== PROVIDED INFORMATION ==
-------

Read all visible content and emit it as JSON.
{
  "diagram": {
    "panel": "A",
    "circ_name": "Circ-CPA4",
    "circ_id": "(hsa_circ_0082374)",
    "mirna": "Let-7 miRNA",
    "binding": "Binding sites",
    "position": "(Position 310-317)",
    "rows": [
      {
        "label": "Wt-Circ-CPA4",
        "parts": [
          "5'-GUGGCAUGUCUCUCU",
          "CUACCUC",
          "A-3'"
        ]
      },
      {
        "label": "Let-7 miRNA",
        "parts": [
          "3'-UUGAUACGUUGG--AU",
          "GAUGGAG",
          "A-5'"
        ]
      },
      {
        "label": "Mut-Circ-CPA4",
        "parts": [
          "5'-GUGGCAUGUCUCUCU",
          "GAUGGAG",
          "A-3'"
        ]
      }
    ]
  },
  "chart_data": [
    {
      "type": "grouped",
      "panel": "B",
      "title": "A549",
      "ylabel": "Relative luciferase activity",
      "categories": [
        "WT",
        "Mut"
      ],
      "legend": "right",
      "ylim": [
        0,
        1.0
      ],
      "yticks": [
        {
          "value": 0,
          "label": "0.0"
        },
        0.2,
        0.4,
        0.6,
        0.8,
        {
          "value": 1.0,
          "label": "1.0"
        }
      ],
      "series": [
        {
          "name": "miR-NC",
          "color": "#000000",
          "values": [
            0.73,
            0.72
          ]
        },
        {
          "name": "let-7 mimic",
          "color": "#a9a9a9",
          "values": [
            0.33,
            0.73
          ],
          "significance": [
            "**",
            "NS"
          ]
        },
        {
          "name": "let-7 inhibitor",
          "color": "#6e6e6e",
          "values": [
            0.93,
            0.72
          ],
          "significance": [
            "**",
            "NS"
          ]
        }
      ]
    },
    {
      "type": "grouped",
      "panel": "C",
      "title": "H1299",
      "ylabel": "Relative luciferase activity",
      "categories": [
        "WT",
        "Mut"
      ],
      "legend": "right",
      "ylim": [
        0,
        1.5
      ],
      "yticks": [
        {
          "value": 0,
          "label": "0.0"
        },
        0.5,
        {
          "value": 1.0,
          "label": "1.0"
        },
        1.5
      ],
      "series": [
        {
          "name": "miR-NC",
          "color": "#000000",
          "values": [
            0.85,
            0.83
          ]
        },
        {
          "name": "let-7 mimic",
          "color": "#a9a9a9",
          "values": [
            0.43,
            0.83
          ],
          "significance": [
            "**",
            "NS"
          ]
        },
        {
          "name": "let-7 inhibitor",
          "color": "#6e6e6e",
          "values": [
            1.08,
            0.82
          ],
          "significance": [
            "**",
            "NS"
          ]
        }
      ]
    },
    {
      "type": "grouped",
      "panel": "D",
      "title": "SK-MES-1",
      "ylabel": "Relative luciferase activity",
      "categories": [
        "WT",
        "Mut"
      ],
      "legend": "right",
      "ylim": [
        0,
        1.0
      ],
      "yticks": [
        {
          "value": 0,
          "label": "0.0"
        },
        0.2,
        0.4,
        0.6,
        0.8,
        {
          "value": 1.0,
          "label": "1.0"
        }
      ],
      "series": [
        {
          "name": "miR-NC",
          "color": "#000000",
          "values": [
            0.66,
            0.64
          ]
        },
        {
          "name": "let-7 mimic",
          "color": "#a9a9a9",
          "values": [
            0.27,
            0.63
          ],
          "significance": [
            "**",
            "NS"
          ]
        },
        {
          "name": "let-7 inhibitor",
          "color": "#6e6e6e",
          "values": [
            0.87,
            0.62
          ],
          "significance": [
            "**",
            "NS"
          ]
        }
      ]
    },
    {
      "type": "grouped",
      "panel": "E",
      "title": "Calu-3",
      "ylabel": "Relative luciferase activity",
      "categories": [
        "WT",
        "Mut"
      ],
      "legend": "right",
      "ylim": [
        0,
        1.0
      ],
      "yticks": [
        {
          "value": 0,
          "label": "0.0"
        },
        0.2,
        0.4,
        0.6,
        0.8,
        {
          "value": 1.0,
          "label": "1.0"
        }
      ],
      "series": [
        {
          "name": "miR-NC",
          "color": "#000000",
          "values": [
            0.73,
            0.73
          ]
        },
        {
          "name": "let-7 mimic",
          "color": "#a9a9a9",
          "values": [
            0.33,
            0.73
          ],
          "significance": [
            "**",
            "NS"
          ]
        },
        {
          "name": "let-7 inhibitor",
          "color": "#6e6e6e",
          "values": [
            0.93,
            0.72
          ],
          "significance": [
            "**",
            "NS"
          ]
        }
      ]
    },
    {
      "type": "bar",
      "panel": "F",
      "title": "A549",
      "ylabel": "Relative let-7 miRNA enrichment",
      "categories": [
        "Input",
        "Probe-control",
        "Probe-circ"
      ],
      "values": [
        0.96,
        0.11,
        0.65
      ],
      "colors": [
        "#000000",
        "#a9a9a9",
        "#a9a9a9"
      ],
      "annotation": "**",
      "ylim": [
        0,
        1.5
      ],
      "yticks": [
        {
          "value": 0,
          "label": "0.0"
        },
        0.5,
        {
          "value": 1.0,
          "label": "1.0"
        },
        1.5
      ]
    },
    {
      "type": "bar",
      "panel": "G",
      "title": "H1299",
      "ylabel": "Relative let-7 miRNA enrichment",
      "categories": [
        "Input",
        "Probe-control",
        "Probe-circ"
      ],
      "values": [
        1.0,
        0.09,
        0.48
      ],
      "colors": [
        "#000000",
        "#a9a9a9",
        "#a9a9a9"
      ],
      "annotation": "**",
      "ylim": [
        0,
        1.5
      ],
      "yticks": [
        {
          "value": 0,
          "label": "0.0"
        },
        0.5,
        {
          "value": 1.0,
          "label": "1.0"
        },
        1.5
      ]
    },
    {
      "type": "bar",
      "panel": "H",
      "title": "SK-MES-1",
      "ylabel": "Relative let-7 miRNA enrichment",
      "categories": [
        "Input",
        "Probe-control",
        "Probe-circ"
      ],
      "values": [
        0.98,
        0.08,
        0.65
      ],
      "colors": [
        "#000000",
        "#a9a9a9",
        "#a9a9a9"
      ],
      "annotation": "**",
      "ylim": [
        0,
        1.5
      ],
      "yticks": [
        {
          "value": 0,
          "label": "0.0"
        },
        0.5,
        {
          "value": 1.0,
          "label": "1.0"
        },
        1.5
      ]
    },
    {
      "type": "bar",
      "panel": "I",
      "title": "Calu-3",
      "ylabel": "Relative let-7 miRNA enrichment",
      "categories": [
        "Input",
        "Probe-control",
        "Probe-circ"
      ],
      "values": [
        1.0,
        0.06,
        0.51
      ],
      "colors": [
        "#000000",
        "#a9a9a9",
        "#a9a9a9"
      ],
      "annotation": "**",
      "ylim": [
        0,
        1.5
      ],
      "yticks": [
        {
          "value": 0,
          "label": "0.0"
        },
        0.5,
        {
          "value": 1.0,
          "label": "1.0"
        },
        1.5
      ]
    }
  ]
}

-------

== INSTRUCTIONS FOR THE TASK ==
Repeat the records above exactly, leaving none out.

== RESPONSE TO THIS EXERCISE ==
Read all visible content and emit it as JSON.
{
  "diagram": {
    "panel": "A",
    "circ_name": "Circ-CPA4",
    "circ_id": "(hsa_circ_0082374)",
    "mirna": "Let-7 miRNA",
    "binding": "Binding sites",
    "position": "(Position 310-317)",
    "rows": [
      {
        "label": "Wt-Circ-CPA4",
        "parts": [
          "5'-GUGGCAUGUCUCUCU",
          "CUACCUC",
          "A-3'"
        ]
      },
      {
        "label": "Let-7 miRNA",
        "parts": [
          "3'-UUGAUACGUUGG--AU",
          "GAUGGAG",
          "A-5'"
        ]
      },
      {
        "label": "Mut-Circ-CPA4",
        "parts": [
          "5'-GUGGCAUGUCUCUCU",
          "GAUGGAG",
          "A-3'"
        ]
      }
    ]
  },
  "chart_data": [
    {
      "type": "grouped",
      "panel": "B",
      "title": "A549",
      "ylabel": "Relative luciferase activity",
      "categories": [
        "WT",
        "Mut"
      ],
      "legend": "right",
      "ylim": [
        0,
        1.0
      ],
      "yticks": [
        {
          "value": 0,
          "label": "0.0"
        },
        0.2,
        0.4,
        0.6,
        0.8,
        {
          "value": 1.0,
          "label": "1.0"
        }
      ],
      "series": [
        {
          "name": "miR-NC",
          "color": "#000000",
          "values": [
            0.73,
            0.72
          ]
        },
        {
          "name": "let-7 mimic",
          "color": "#a9a9a9",
          "values": [
            0.33,
            0.73
          ],
          "significance": [
            "**",
            "NS"
          ]
        },
        {
          "name": "let-7 inhibitor",
          "color": "#6e6e6e",
          "values": [
            0.93,
            0.72
          ],
          "significance": [
            "**",
            "NS"
          ]
        }
      ]
    },
    {
      "type": "grouped",
      "panel": "C",
      "title": "H1299",
      "ylabel": "Relative luciferase activity",
      "categories": [
        "WT",
        "Mut"
      ],
      "legend": "right",
      "ylim": [
        0,
        1.5
      ],
      "yticks": [
        {
          "value": 0,
          "label": "0.0"
        },
        0.5,
        {
          "value": 1.0,
          "label": "1.0"
        },
        1.5
      ],
      "series": [
        {
          "name": "miR-NC",
          "color": "#000000",
          "values": [
            0.85,
            0.83
          ]
        },
        {
          "name": "let-7 mimic",
          "color": "#a9a9a9",
          "values": [
            0.43,
            0.83
          ],
          "significance": [
            "**",
            "NS"
          ]
        },
        {
          "name": "let-7 inhibitor",
          "color": "#6e6e6e",
          "values": [
            1.08,
            0.82
          ],
          "significance": [
            "**",
            "NS"
          ]
        }
      ]
    },
    {
      "type": "grouped",
      "panel": "D",
      "title": "SK-MES-1",
      "ylabel": "Relative luciferase activity",
      "categories": [
        "WT",
        "Mut"
      ],
      "legend": "right",
      "ylim": [
        0,
        1.0
      ],
      "yticks": [
        {
          "value": 0,
          "label": "0.0"
        },
        0.2,
        0.4,
        0.6,
        0.8,
        {
          "value": 1.0,
          "label": "1.0"
        }
      ],
      "series": [
        {
          "name": "miR-NC",
          "color": "#000000",
          "values": [
            0.66,
            0.64
          ]
        },
        {
          "name": "let-7 mimic",
          "color": "#a9a9a9",
          "values": [
            0.27,
            0.63
          ],
          "significance": [
            "**",
            "NS"
          ]
        },
        {
          "name": "let-7 inhibitor",
          "color": "#6e6e6e",
          "values": [
            0.87,
            0.62
          ],
          "significance": [
            "**",
            "NS"
          ]
        }
      ]
    },
    {
      "type": "grouped",
      "panel": "E",
      "title": "Calu-3",
      "ylabel": "Relative luciferase activity",
      "categories": [
        "WT",
        "Mut"
      ],
      "legend": "right",
      "ylim": [
        0,
        1.0
      ],
      "yticks": [
        {
          "value": 0,
          "label": "0.0"
        },
        0.2,
        0.4,
        0.6,
        0.8,
        {
          "value": 1.0,
          "label": "1.0"
        }
      ],
      "series": [
        {
          "name": "miR-NC",
          "color": "#000000",
          "values": [
            0.73,
            0.73
          ]
        },
        {
          "name": "let-7 mimic",
          "color": "#a9a9a9",
          "values": [
            0.33,
            0.73
          ],
          "significance": [
            "**",
            "NS"
          ]
        },
        {
          "name": "let-7 inhibitor",
          "color": "#6e6e6e",
          "values": [
            0.93,
            0.72
          ],
          "significance": [
            "**",
            "NS"
          ]
        }
      ]
    },
    {
      "type": "bar",
      "panel": "F",
      "title": "A549",
      "ylabel": "Relative let-7 miRNA enrichment",
      "categories": [
        "Input",
        "Probe-control",
        "Probe-circ"
      ],
      "values": [
        0.96,
        0.11,
        0.65
      ],
      "colors": [
        "#000000",
        "#a9a9a9",
        "#a9a9a9"
      ],
      "annotation": "**",
      "ylim": [
        0,
        1.5
      ],
      "yticks": [
        {
          "value": 0,
          "label": "0.0"
        },
        0.5,
        {
          "value": 1.0,
          "label": "1.0"
        },
        1.5
      ]
    },
    {
      "type": "bar",
      "panel": "G",
      "title": "H1299",
      "ylabel": "Relative let-7 miRNA enrichment",
      "categories": [
        "Input",
        "Probe-control",
        "Probe-circ"
      ],
      "values": [
        1.0,
        0.09,
        0.48
      ],
      "colors": [
        "#000000",
        "#a9a9a9",
        "#a9a9a9"
      ],
      "annotation": "**",
      "ylim": [
        0,
        1.5
      ],
      "yticks": [
        {
          "value": 0,
          "label": "0.0"
        },
        0.5,
        {
          "value": 1.0,
          "label": "1.0"
        },
        1.5
      ]
    },
    {
      "type": "bar",
      "panel": "H",
      "title": "SK-MES-1",
      "ylabel": "Relative let-7 miRNA enrichment",
      "categories": [
        "Input",
        "Probe-control",
        "Probe-circ"
      ],
      "values": [
        0.98,
        0.08,
        0.65
      ],
      "colors": [
        "#000000",
        "#a9a9a9",
        "#a9a9a9"
      ],
      "annotation": "**",
      "ylim": [
        0,
        1.5
      ],
      "yticks": [
        {
          "value": 0,
          "label": "0.0"
        },
        0.5,
        {
          "value": 1.0,
          "label": "1.0"
        },
        1.5
      ]
    },
    {
      "type": "bar",
      "panel": "I",
      "title": "Calu-3",
      "ylabel": "Relative let-7 miRNA enrichment",
      "categories": [
        "Input",
        "Probe-control",
        "Probe-circ"
      ],
      "values": [
        1.0,
        0.06,
        0.51
      ],
      "colors": [
        "#000000",
        "#a9a9a9",
        "#a9a9a9"
      ],
      "annotation": "**",
      "ylim": [
        0,
        1.5
      ],
      "yticks": [
        {
          "value": 0,
          "label": "0.0"
        },
        0.5,
        {
          "value": 1.0,
          "label": "1.0"
        },
        1.5
      ]
    }
  ]
}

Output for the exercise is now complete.